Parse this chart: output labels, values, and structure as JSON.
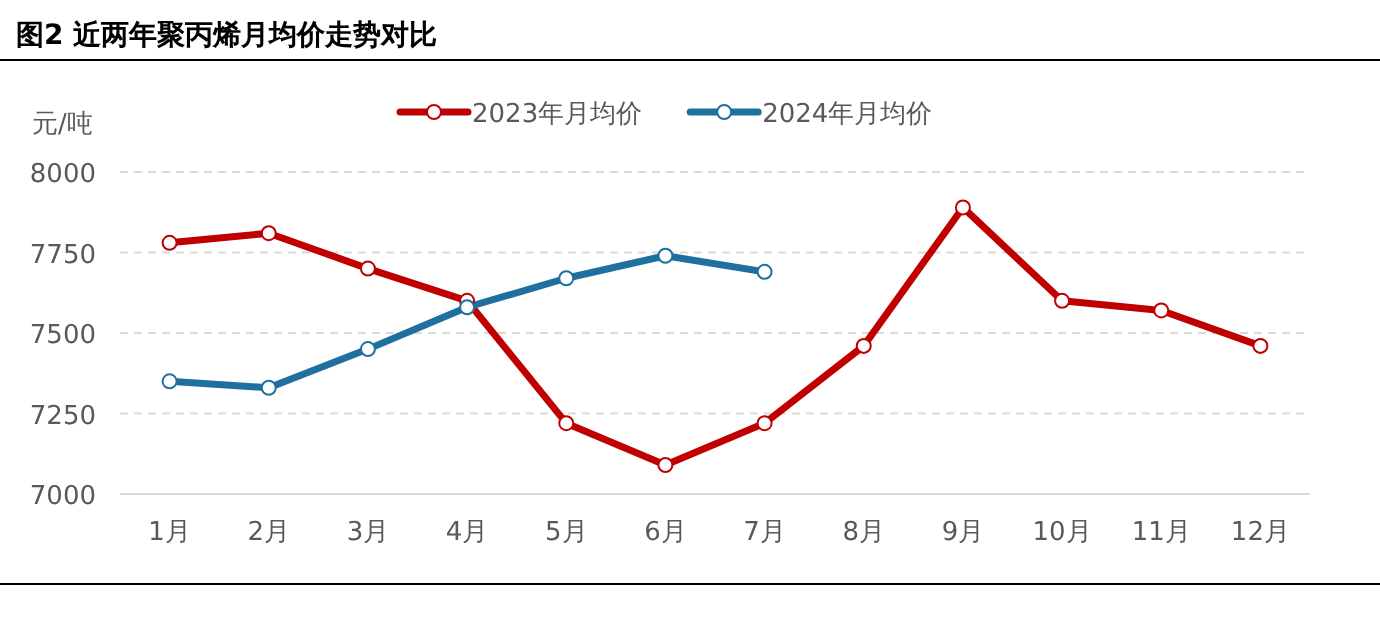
{
  "chart_data": {
    "type": "line",
    "title": "图2 近两年聚丙烯月均价走势对比",
    "ylabel": "元/吨",
    "categories": [
      "1月",
      "2月",
      "3月",
      "4月",
      "5月",
      "6月",
      "7月",
      "8月",
      "9月",
      "10月",
      "11月",
      "12月"
    ],
    "series": [
      {
        "name": "2023年月均价",
        "color": "#c00000",
        "values": [
          7780,
          7810,
          7700,
          7600,
          7220,
          7090,
          7220,
          7460,
          7890,
          7600,
          7570,
          7460
        ]
      },
      {
        "name": "2024年月均价",
        "color": "#1f6f9f",
        "values": [
          7350,
          7330,
          7450,
          7580,
          7670,
          7740,
          7690,
          null,
          null,
          null,
          null,
          null
        ]
      }
    ],
    "ylim": [
      7000,
      8000
    ],
    "yticks": [
      7000,
      7250,
      7500,
      7750,
      8000
    ],
    "grid": "y",
    "legend": "top",
    "marker": "circle",
    "line_style": "solid"
  }
}
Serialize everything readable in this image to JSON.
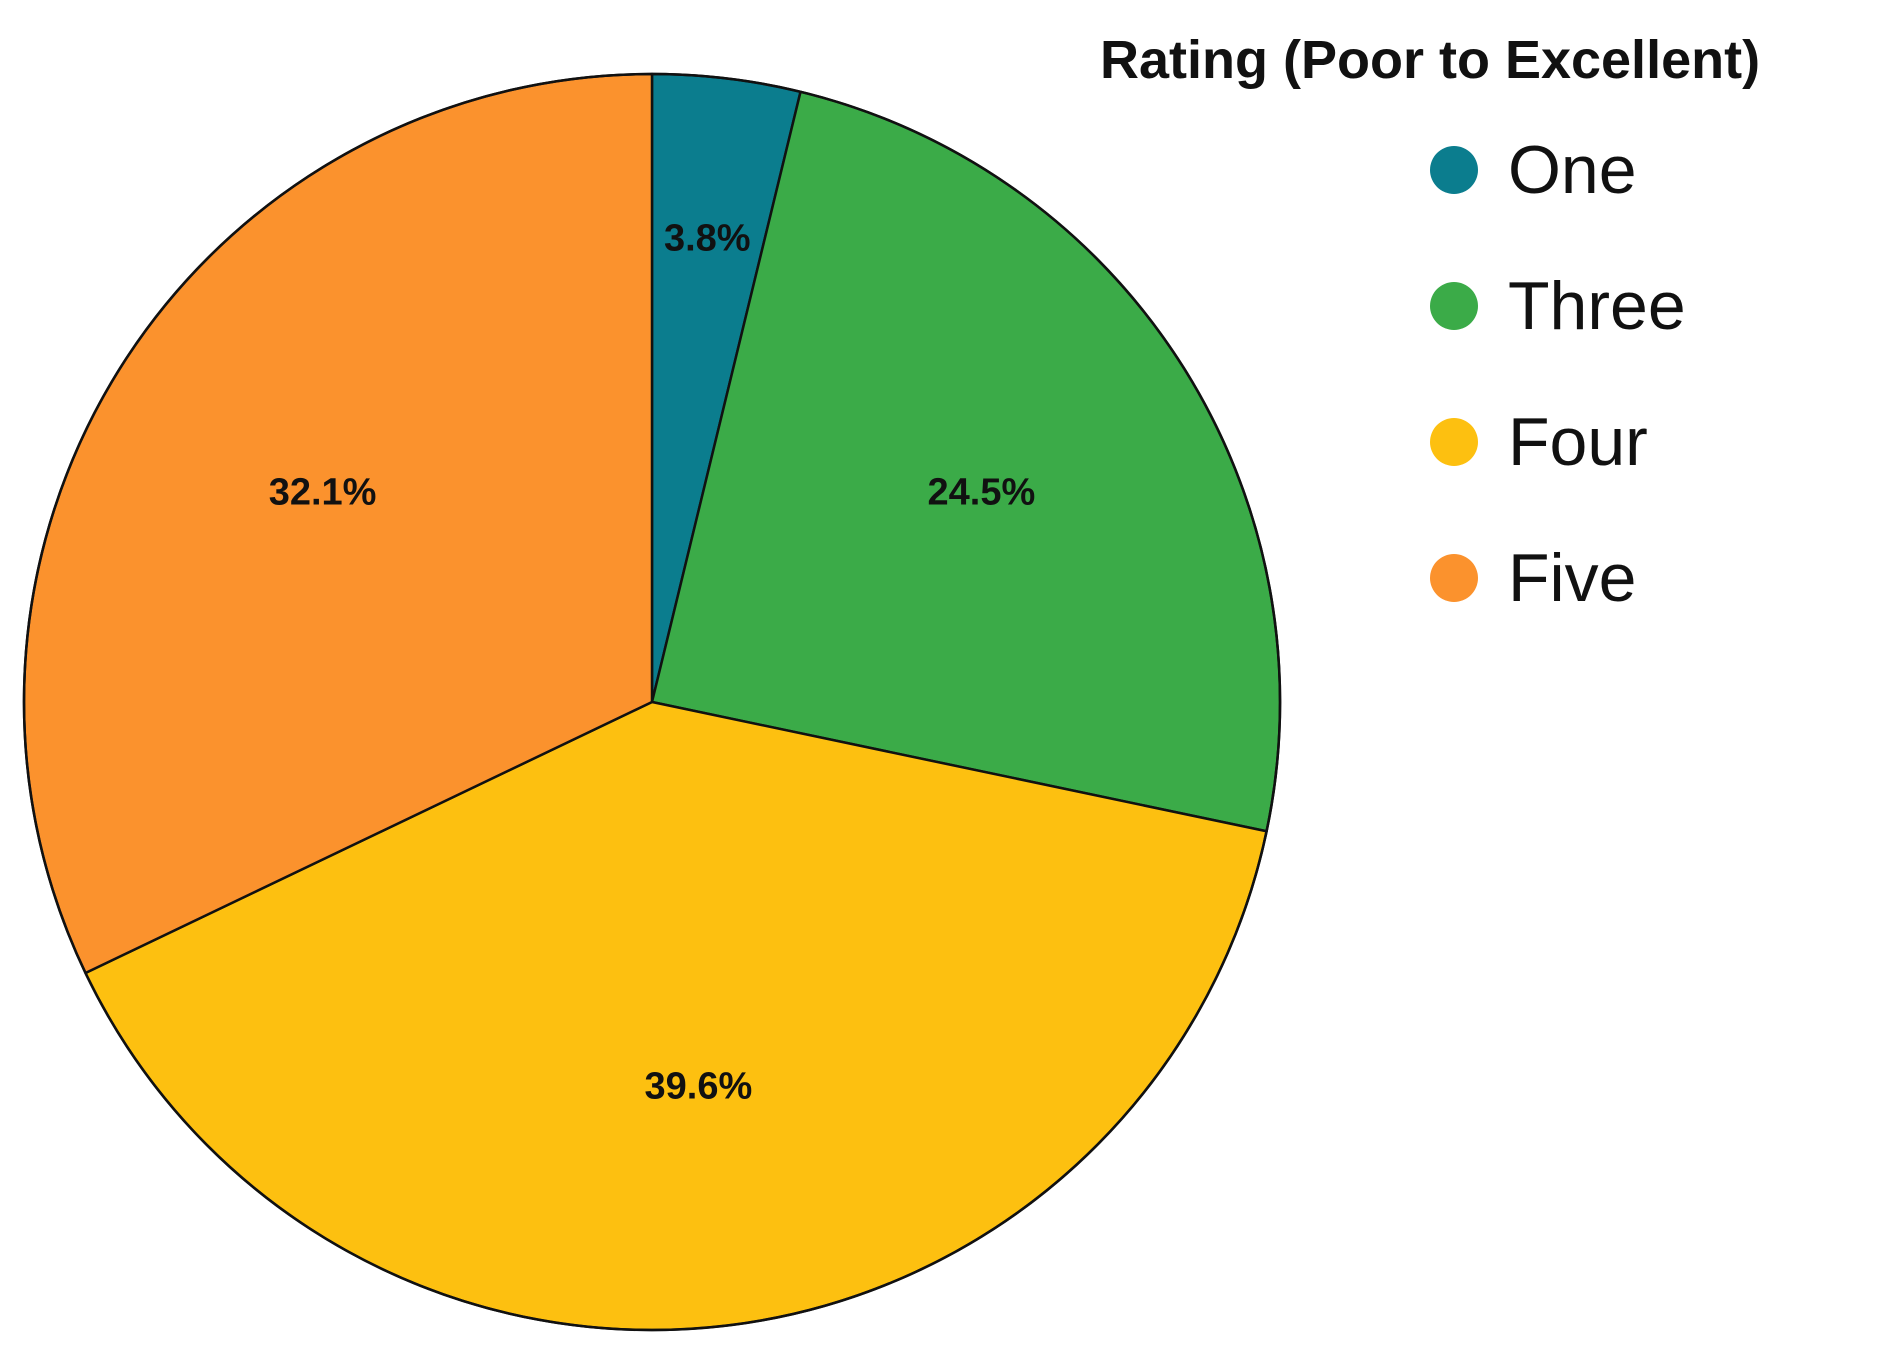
{
  "chart_data": {
    "type": "pie",
    "legend_title": "Rating (Poor to Excellent)",
    "legend_position": "top-right",
    "start_angle": "top",
    "direction": "clockwise",
    "slices": [
      {
        "name": "One",
        "value": 3.8,
        "label": "3.8%",
        "color": "#0b7d8e"
      },
      {
        "name": "Three",
        "value": 24.5,
        "label": "24.5%",
        "color": "#3bab48"
      },
      {
        "name": "Four",
        "value": 39.6,
        "label": "39.6%",
        "color": "#fdc010"
      },
      {
        "name": "Five",
        "value": 32.1,
        "label": "32.1%",
        "color": "#fb922d"
      }
    ]
  }
}
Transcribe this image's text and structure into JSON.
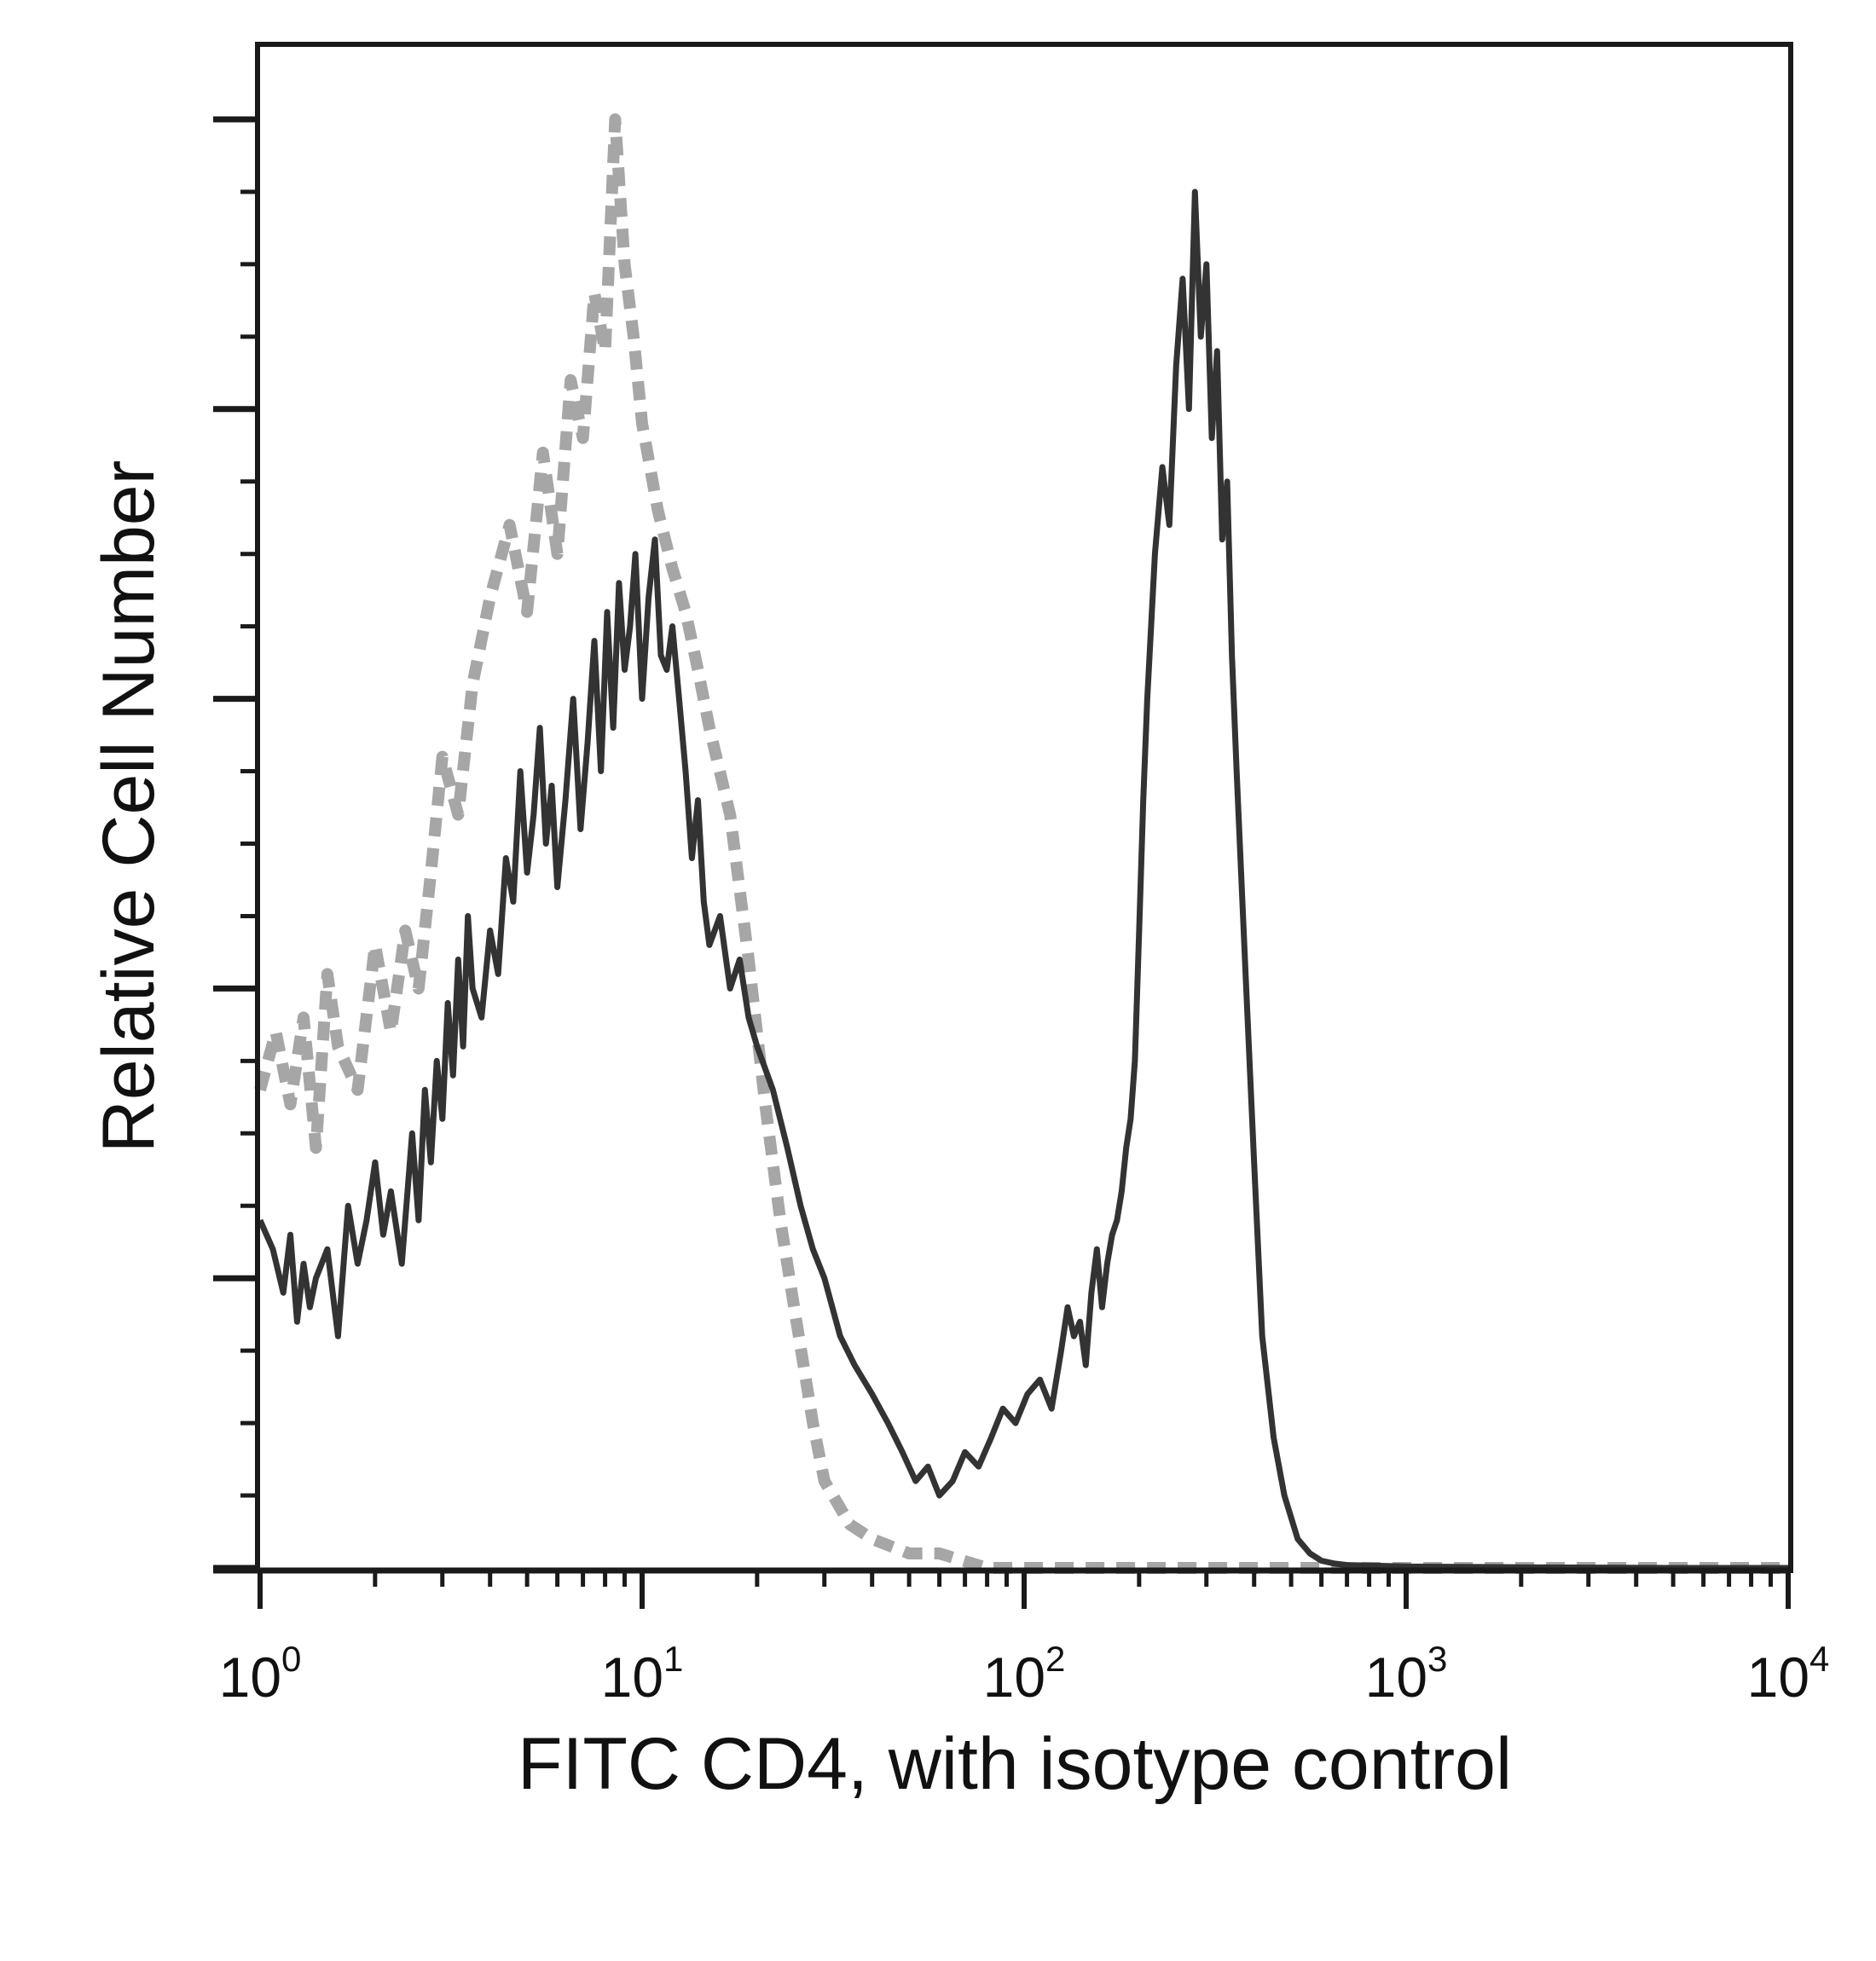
{
  "chart_data": {
    "type": "line",
    "title": "",
    "xlabel": "FITC CD4, with isotype control",
    "ylabel": "Relative Cell Number",
    "x_scale": "log",
    "xlim": [
      1,
      10000
    ],
    "ylim": [
      0,
      100
    ],
    "grid": false,
    "legend": "none",
    "x_ticks": [
      {
        "base": "10",
        "exp": "0",
        "value": 1
      },
      {
        "base": "10",
        "exp": "1",
        "value": 10
      },
      {
        "base": "10",
        "exp": "2",
        "value": 100
      },
      {
        "base": "10",
        "exp": "3",
        "value": 1000
      },
      {
        "base": "10",
        "exp": "4",
        "value": 10000
      }
    ],
    "y_ticks_labeled": false,
    "series": [
      {
        "style": "dashed",
        "color": "#a6a6a6",
        "x": [
          1.0,
          1.1,
          1.2,
          1.3,
          1.4,
          1.5,
          1.6,
          1.8,
          2.0,
          2.2,
          2.4,
          2.6,
          2.8,
          3.0,
          3.3,
          3.6,
          4.0,
          4.5,
          5.0,
          5.5,
          6.0,
          6.5,
          7.0,
          7.5,
          8.0,
          8.5,
          9.0,
          9.5,
          10.0,
          11.0,
          12.0,
          13.0,
          14.0,
          15.0,
          17.0,
          19.0,
          21.0,
          23.0,
          25.0,
          28.0,
          30.0,
          35.0,
          40.0,
          50.0,
          60.0,
          80.0,
          100.0,
          150.0,
          200.0,
          300.0,
          500.0,
          700.0,
          1000.0,
          2000.0,
          5000.0,
          10000.0
        ],
        "y": [
          33,
          37,
          32,
          38,
          29,
          41,
          36,
          33,
          43,
          37,
          44,
          40,
          48,
          56,
          52,
          61,
          67,
          72,
          66,
          77,
          70,
          82,
          78,
          88,
          84,
          100,
          90,
          85,
          79,
          73,
          69,
          66,
          62,
          58,
          52,
          42,
          32,
          24,
          18,
          10,
          6,
          3,
          2,
          1,
          1,
          0,
          0,
          0,
          0,
          0,
          0,
          0,
          0,
          0,
          0,
          0
        ]
      },
      {
        "style": "solid",
        "color": "#333333",
        "x": [
          1.0,
          1.08,
          1.15,
          1.2,
          1.25,
          1.3,
          1.35,
          1.4,
          1.5,
          1.6,
          1.7,
          1.8,
          1.9,
          2.0,
          2.1,
          2.2,
          2.35,
          2.5,
          2.6,
          2.7,
          2.8,
          2.9,
          3.0,
          3.1,
          3.2,
          3.3,
          3.4,
          3.5,
          3.6,
          3.8,
          4.0,
          4.2,
          4.4,
          4.6,
          4.8,
          5.0,
          5.2,
          5.4,
          5.6,
          5.8,
          6.0,
          6.3,
          6.6,
          6.9,
          7.2,
          7.5,
          7.8,
          8.1,
          8.4,
          8.7,
          9.0,
          9.3,
          9.6,
          10.0,
          10.4,
          10.8,
          11.2,
          11.6,
          12.0,
          12.5,
          13.0,
          13.5,
          14.0,
          14.5,
          15.0,
          16.0,
          17.0,
          18.0,
          19.0,
          20.0,
          22.0,
          24.0,
          26.0,
          28.0,
          30.0,
          33.0,
          36.0,
          40.0,
          44.0,
          48.0,
          52.0,
          56.0,
          60.0,
          65.0,
          70.0,
          76.0,
          82.0,
          88.0,
          95.0,
          102.0,
          110.0,
          118.0,
          125.0,
          130.0,
          135.0,
          140.0,
          145.0,
          150.0,
          155.0,
          160.0,
          165.0,
          170.0,
          175.0,
          180.0,
          185.0,
          190.0,
          195.0,
          200.0,
          205.0,
          210.0,
          220.0,
          230.0,
          240.0,
          250.0,
          260.0,
          270.0,
          280.0,
          290.0,
          300.0,
          310.0,
          320.0,
          330.0,
          340.0,
          350.0,
          360.0,
          380.0,
          400.0,
          420.0,
          450.0,
          480.0,
          520.0,
          560.0,
          600.0,
          650.0,
          700.0,
          1000.0,
          2000.0,
          5000.0,
          10000.0
        ],
        "y": [
          24,
          22,
          19,
          23,
          17,
          21,
          18,
          20,
          22,
          16,
          25,
          21,
          24,
          28,
          23,
          26,
          21,
          30,
          24,
          33,
          28,
          35,
          31,
          39,
          34,
          42,
          36,
          45,
          40,
          38,
          44,
          41,
          49,
          46,
          55,
          48,
          52,
          58,
          50,
          54,
          47,
          53,
          60,
          51,
          57,
          64,
          55,
          66,
          58,
          68,
          62,
          65,
          70,
          60,
          67,
          71,
          63,
          62,
          65,
          60,
          55,
          49,
          53,
          46,
          43,
          45,
          40,
          42,
          38,
          36,
          33,
          29,
          25,
          22,
          20,
          16,
          14,
          12,
          10,
          8,
          6,
          7,
          5,
          6,
          8,
          7,
          9,
          11,
          10,
          12,
          13,
          11,
          15,
          18,
          16,
          17,
          14,
          19,
          22,
          18,
          21,
          23,
          24,
          26,
          29,
          31,
          35,
          44,
          53,
          60,
          70,
          76,
          72,
          83,
          89,
          80,
          95,
          85,
          90,
          78,
          84,
          71,
          75,
          63,
          55,
          41,
          28,
          16,
          9,
          5,
          2,
          1,
          0.5,
          0.3,
          0.2,
          0.1,
          0.05,
          0,
          0
        ]
      }
    ]
  }
}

__SHORT EXERCISE__. Search the data for the string "ylabel" and copy each line where it appears.

__SOLUTION TO THE EXERCISE__.
    "ylabel": "元/吨",
    "ylabel": "Relative Cell Number",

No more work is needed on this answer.